-- SOURCE TEXT --
— Begin —

# How To Show Respect For Sri Guru Granth Sahib -- On A CD?



## spnadmin (Oct 30, 2009)

Dear forum members

Tejwant Singh ji an SPN forum member received this email message as a participant in an Internet discussion group.  He sent it to me earlier today. I admit that I have mixed reactions to the perspective of the person who wrote it.



What do forum members think? 


What are your reactions? 

Names have been taken out for purposes of internet privacy.

Dear All,

Interesting questions have been raised, as to do we handle a CD containing full version of SGGS, with same rituals as the bound volume of SGGS i.e. perform same rituals of Matha Teko, Parkash and SukhAsan?

Let us consider what is our Guru and what is our obligation to that Guru?

Gurbani is clear to advise that Shabad is our Guru. Shabad by way of Gurbani, which in enshrined in SGGS is our Guru. That does not mean only when it is in ONE volume of SGGS. Shabad i.e. Gurbani in any form, whether in Sainchees,Gutkas, on leaflets or in other printed or written form is our Guru, in whole or in part.

The obligation of a Sikh is to consider the Shabad in Gurbani as Guru, study it, read it or listen to its recitation or utterance, learn its meaning, take lesson and follow its teaching.

Likewise if the Shabad by way of Gurbani, recorded on a CD in written form, or sung or recited in Audio form or in MP3 or MP4 form, is still to be treated in same way. If Kirtan CDs or tapes are there, these must be handled with same level of repect as Gurbani Gutkas.

Now comes to the question of rituals. The establishes ritual is to treat presense of and handling of SGGS in one bound volume as a physical form and practice the establised rituals i.e wrapping Rumalas, placing on cot, keeping of higher level, under Chando etc, with practice of Parkash and Sukh Asan and Matha Teko etc. These are mere rituals as established over time and must be limited toSGGS in one bound volume, as per establised practice.

Thus, my understanding is that rituals be performed as per establised
practice on one bound volume of SGGS and Gurbani in other formats be treated with reverence, not merely for rituals, but for reading, reciting, learning and practice.

Rituals are only for our ego and material satisfaction, with no real benefit.


----------



## gurvinder_janu (Oct 30, 2009)

In my opinion the atmosphere too contains Gurbani in analogous form!

Bhul chuk lai muaafi ji


----------



## harbansj24 (Oct 31, 2009)

In whatever we do, there has be a sense of balance and practicality. Treating a CD on the same level as a bound SGGS is taking things a bit too far.
_Yes it may be perfectly alright to sit and hear with reverence when it is being played._

If we keep extending such things then there will no end. Next we will insist that the shopkeeper selling the CDs should stack them properly. Or right from the time it is produced, it must transported and stored in warehouses with the same reverence as given to bound volume of SGGS.

— End —

-- DATA PROVIDED --
— Begin —

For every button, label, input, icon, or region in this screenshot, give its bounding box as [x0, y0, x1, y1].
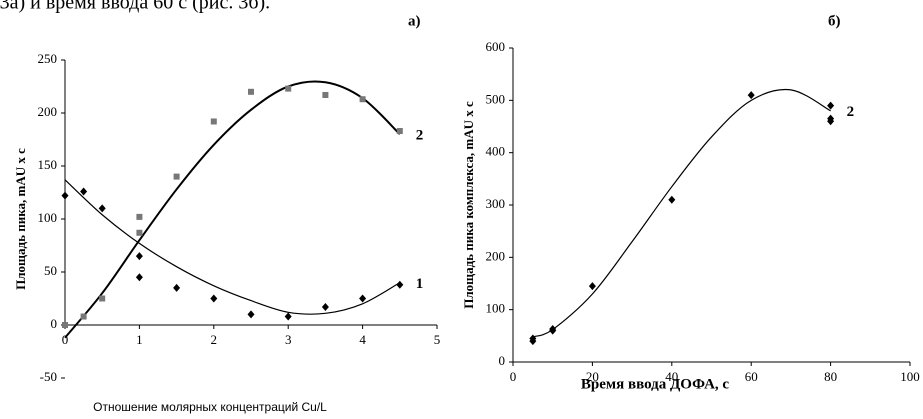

— End —

-- CHALLENGE --
Give the thread about respecting Sri Guru Granth Sahib on a CD again, covering everything from "Let us consider" down to "as Gurbani Gutkas.", and substitute "duty" for "obligation".

-- WRITTEN REPLY --
Let us consider what is our Guru and what is our duty to that Guru?

Gurbani is clear to advise that Shabad is our Guru. Shabad by way of Gurbani, which in enshrined in SGGS is our Guru. That does not mean only when it is in ONE volume of SGGS. Shabad i.e. Gurbani in any form, whether in Sainchees,Gutkas, on leaflets or in other printed or written form is our Guru, in whole or in part.

The duty of a Sikh is to consider the Shabad in Gurbani as Guru, study it, read it or listen to its recitation or utterance, learn its meaning, take lesson and follow its teaching.

Likewise if the Shabad by way of Gurbani, recorded on a CD in written form, or sung or recited in Audio form or in MP3 or MP4 form, is still to be treated in same way. If Kirtan CDs or tapes are there, these must be handled with same level of repect as Gurbani Gutkas.